What the task asks: Look for the string "internodiis" and copy every line that has it.

[Data excerpts]

--- --- ---

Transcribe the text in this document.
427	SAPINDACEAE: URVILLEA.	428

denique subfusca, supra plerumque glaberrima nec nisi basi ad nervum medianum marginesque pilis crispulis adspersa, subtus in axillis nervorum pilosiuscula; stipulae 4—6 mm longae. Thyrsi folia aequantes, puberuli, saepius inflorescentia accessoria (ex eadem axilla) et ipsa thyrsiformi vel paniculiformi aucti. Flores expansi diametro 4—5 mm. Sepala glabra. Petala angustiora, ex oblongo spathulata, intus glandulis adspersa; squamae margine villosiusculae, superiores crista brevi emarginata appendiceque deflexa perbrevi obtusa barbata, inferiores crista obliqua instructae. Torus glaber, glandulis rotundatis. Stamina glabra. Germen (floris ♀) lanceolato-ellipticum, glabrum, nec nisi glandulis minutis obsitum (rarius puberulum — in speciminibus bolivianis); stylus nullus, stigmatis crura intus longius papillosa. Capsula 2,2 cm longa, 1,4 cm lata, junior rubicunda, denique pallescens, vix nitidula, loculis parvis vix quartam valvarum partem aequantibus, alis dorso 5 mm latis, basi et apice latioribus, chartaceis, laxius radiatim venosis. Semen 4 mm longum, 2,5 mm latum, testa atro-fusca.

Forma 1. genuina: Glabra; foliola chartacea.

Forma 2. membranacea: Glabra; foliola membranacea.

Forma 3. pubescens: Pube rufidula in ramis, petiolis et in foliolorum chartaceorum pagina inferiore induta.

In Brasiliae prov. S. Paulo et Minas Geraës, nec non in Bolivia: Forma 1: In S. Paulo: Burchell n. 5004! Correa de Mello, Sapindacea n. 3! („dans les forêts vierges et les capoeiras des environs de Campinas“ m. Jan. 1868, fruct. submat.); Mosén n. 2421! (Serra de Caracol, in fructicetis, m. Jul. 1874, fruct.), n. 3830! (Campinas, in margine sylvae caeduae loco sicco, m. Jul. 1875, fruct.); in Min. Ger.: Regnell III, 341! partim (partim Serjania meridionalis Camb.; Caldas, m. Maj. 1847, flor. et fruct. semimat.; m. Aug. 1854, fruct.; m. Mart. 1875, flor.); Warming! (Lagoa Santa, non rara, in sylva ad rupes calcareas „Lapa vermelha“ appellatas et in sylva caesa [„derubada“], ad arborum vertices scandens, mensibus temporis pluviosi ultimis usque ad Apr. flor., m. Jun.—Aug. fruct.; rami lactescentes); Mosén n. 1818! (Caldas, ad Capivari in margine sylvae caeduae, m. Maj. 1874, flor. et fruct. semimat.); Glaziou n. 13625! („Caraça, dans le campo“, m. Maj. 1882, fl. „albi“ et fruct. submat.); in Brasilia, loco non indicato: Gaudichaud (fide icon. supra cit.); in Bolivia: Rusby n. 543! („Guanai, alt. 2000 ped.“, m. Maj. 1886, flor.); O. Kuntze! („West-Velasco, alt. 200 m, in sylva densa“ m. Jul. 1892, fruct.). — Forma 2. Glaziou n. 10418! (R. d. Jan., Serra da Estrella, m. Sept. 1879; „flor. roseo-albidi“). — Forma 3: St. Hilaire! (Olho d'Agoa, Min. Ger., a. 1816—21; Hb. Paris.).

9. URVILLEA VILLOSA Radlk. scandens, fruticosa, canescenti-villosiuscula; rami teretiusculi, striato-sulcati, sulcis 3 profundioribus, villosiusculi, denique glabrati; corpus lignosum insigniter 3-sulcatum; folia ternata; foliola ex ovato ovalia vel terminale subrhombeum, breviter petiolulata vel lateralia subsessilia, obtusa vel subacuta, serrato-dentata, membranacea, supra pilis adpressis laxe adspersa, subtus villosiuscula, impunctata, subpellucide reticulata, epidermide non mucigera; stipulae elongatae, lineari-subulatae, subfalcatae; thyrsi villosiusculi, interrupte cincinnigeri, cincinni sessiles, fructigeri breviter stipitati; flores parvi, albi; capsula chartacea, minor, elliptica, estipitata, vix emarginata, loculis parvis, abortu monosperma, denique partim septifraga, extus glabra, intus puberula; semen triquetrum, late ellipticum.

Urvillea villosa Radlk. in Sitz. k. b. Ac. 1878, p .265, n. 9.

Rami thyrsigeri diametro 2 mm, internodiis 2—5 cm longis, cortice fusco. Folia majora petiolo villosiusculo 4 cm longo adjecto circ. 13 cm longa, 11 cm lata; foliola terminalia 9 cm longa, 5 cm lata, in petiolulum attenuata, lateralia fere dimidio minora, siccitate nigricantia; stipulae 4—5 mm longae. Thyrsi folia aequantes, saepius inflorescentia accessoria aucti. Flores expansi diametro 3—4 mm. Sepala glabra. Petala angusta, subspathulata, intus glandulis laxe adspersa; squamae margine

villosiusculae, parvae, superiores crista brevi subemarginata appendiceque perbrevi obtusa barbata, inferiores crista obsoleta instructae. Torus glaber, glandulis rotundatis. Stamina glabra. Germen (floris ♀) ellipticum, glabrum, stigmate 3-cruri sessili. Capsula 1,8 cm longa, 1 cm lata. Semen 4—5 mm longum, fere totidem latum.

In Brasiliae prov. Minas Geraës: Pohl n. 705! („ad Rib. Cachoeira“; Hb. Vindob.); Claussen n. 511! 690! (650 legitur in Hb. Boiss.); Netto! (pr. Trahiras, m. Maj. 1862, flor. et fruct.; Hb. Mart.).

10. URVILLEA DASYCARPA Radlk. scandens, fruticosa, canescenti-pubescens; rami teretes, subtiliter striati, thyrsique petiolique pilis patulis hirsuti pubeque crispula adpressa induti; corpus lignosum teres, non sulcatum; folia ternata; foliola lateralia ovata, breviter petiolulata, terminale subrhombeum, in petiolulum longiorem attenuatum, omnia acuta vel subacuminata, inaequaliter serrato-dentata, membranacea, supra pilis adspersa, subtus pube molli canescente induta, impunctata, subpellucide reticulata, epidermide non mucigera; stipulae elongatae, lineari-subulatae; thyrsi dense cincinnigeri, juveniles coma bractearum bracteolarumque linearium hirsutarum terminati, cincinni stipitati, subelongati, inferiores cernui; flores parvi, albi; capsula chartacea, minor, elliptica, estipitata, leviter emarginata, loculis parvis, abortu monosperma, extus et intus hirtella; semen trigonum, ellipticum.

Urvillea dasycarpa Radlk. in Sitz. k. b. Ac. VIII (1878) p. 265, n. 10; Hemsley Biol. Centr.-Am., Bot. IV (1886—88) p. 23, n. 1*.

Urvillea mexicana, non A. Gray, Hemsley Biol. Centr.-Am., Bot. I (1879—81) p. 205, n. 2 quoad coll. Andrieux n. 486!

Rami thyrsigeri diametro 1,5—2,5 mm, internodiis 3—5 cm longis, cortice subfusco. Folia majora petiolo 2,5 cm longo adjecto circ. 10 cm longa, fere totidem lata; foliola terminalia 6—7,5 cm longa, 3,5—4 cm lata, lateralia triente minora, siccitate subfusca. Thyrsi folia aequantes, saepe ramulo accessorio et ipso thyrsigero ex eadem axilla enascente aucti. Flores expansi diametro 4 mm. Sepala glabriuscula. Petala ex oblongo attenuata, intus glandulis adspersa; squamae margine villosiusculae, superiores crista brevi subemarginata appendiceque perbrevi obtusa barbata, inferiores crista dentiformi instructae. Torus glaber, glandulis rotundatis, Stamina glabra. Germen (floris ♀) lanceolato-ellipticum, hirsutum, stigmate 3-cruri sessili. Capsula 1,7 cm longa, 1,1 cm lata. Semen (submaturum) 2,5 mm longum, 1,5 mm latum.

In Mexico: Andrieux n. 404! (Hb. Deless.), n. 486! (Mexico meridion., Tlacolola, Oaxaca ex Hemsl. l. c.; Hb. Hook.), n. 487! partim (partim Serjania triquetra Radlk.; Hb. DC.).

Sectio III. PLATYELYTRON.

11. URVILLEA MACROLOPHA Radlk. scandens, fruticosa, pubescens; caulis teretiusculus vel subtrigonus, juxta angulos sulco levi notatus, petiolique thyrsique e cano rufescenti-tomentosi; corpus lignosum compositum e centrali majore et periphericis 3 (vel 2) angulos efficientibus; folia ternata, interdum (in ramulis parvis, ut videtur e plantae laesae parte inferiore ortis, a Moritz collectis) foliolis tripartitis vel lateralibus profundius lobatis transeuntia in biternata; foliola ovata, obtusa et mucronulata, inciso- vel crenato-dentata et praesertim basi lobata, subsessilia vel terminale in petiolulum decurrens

--- --- ---

Answer:
Rami thyrsigeri diametro 2 mm, internodiis 2—5 cm longis, cortice fusco. Folia majora petiolo villosiusculo 4 cm longo adjecto circ. 13 cm longa, 11 cm lata; foliola terminalia 9 cm longa, 5 cm lata, in petiolulum attenuata, lateralia fere dimidio minora, siccitate nigricantia; stipulae 4—5 mm longae. Thyrsi folia aequantes, saepius inflorescentia accessoria aucti. Flores expansi diametro 3—4 mm. Sepala glabra. Petala angusta, subspathulata, intus glandulis laxe adspersa; squamae margine
Rami thyrsigeri diametro 1,5—2,5 mm, internodiis 3—5 cm longis, cortice subfusco. Folia majora petiolo 2,5 cm longo adjecto circ. 10 cm longa, fere totidem lata; foliola terminalia 6—7,5 cm longa, 3,5—4 cm lata, lateralia triente minora, siccitate subfusca. Thyrsi folia aequantes, saepe ramulo accessorio et ipso thyrsigero ex eadem axilla enascente aucti. Flores expansi diametro 4 mm. Sepala glabriuscula. Petala ex oblongo attenuata, intus glandulis adspersa; squamae margine villosiusculae, superiores crista brevi subemarginata appendiceque perbrevi obtusa barbata, inferiores crista dentiformi instructae. Torus glaber, glandulis rotundatis, Stamina glabra. Germen (floris ♀) lanceolato-ellipticum, hirsutum, stigmate 3-cruri sessili. Capsula 1,7 cm longa, 1,1 cm lata. Semen (submaturum) 2,5 mm longum, 1,5 mm latum.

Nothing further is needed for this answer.